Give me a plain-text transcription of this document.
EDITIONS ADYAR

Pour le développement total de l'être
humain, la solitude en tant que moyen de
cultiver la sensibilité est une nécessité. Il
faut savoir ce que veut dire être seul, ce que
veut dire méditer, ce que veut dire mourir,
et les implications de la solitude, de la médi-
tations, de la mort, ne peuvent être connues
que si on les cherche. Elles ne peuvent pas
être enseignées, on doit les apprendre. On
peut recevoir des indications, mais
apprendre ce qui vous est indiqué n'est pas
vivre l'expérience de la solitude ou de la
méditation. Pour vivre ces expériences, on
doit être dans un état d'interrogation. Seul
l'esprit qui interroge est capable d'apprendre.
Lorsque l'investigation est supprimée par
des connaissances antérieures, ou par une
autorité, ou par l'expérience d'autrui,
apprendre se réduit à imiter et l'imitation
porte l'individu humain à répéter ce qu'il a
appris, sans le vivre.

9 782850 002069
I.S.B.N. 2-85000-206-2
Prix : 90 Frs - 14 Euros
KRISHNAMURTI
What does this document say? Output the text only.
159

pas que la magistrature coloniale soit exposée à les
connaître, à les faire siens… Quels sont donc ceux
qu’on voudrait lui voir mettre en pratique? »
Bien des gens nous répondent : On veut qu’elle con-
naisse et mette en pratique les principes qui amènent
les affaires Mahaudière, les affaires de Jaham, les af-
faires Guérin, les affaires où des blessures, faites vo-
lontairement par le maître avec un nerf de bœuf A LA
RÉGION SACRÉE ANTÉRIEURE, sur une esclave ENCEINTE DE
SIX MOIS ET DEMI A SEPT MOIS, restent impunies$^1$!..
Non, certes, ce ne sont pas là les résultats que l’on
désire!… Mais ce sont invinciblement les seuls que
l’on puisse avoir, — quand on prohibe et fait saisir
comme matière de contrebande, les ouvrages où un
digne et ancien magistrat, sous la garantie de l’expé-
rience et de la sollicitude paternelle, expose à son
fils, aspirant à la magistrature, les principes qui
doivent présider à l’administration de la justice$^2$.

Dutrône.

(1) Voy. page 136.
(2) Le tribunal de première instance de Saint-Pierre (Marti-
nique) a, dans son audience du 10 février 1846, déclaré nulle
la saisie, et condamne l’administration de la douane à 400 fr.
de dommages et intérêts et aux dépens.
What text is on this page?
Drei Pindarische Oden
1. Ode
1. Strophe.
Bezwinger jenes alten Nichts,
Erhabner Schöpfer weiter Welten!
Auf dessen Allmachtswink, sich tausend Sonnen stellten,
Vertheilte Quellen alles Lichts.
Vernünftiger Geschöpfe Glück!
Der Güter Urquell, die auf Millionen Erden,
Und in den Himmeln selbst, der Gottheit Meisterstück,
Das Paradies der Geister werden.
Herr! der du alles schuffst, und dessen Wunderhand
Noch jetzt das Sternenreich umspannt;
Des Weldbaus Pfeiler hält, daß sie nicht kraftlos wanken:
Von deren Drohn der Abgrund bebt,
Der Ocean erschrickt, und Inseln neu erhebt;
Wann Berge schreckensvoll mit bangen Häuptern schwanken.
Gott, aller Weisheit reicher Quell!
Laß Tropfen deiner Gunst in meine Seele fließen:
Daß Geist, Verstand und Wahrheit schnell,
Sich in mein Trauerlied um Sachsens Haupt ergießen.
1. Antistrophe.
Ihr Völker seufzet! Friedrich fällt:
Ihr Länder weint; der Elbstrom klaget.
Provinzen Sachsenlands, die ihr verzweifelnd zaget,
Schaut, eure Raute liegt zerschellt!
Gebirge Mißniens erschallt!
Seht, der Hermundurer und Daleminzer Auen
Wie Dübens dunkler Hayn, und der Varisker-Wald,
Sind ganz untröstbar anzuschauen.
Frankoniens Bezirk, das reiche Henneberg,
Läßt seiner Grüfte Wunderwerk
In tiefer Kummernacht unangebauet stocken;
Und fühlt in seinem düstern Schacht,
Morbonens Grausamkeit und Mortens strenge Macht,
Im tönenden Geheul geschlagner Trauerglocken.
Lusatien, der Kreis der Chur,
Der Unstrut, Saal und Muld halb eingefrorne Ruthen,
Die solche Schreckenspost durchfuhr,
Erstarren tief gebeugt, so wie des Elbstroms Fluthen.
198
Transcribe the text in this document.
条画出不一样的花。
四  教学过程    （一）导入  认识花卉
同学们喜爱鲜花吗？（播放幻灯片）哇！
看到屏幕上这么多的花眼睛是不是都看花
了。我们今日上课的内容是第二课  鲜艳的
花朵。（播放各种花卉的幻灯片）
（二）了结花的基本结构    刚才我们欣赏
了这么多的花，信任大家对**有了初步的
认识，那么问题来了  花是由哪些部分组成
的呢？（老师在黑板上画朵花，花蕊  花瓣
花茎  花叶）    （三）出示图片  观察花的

__________

__Problem__
From the line containing "Transcribe the text in this document." through the closing line of the material above, return every line exactly and omit all others.

__Exercise response__
Transcribe the text in this document.
条画出不一样的花。
四  教学过程    （一）导入  认识花卉
同学们喜爱鲜花吗？（播放幻灯片）哇！
看到屏幕上这么多的花眼睛是不是都看花
了。我们今日上课的内容是第二课  鲜艳的
花朵。（播放各种花卉的幻灯片）
（二）了结花的基本结构    刚才我们欣赏
了这么多的花，信任大家对**有了初步的
认识，那么问题来了  花是由哪些部分组成
的呢？（老师在黑板上画朵花，花蕊  花瓣
花茎  花叶）    （三）出示图片  观察花的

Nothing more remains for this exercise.